▶ [PROBLEM TO SOLVE] All entries below are to be set down again, identical to the source.

Start MATERIAL SHOWN

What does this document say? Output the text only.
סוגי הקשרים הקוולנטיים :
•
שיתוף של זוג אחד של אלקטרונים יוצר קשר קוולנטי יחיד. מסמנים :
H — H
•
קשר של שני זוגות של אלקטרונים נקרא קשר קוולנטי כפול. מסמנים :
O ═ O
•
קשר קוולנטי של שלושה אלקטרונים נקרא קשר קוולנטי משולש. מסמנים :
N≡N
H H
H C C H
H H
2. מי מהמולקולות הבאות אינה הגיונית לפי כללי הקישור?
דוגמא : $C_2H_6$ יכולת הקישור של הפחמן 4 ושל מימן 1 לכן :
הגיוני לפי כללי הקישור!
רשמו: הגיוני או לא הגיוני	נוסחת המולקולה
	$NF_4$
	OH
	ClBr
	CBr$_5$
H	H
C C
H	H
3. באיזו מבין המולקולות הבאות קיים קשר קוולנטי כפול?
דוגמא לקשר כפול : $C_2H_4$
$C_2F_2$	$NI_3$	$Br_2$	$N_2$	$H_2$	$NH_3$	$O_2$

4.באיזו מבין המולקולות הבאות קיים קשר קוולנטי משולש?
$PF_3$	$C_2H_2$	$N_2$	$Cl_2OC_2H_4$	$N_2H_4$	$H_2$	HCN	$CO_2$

End MATERIAL SHOWN

▶ [ANSWER]
What does this document say? Output the text only.
סוגי הקשרים הקוולנטיים :
•
שיתוף של זוג אחד של אלקטרונים יוצר קשר קוולנטי יחיד. מסמנים :
H — H
•
קשר של שני זוגות של אלקטרונים נקרא קשר קוולנטי כפול. מסמנים :
O ═ O
•
קשר קוולנטי של שלושה אלקטרונים נקרא קשר קוולנטי משולש. מסמנים :
N≡N
H H
H C C H
H H
2. מי מהמולקולות הבאות אינה הגיונית לפי כללי הקישור?
דוגמא : $C_2H_6$ יכולת הקישור של הפחמן 4 ושל מימן 1 לכן :
הגיוני לפי כללי הקישור!
רשמו: הגיוני או לא הגיוני	נוסחת המולקולה
	$NF_4$
	OH
	ClBr
	CBr$_5$
H	H
C C
H	H
3. באיזו מבין המולקולות הבאות קיים קשר קוולנטי כפול?
דוגמא לקשר כפול : $C_2H_4$
$C_2F_2$	$NI_3$	$Br_2$	$N_2$	$H_2$	$NH_3$	$O_2$

4.באיזו מבין המולקולות הבאות קיים קשר קוולנטי משולש?
$PF_3$	$C_2H_2$	$N_2$	$Cl_2OC_2H_4$	$N_2H_4$	$H_2$	HCN	$CO_2$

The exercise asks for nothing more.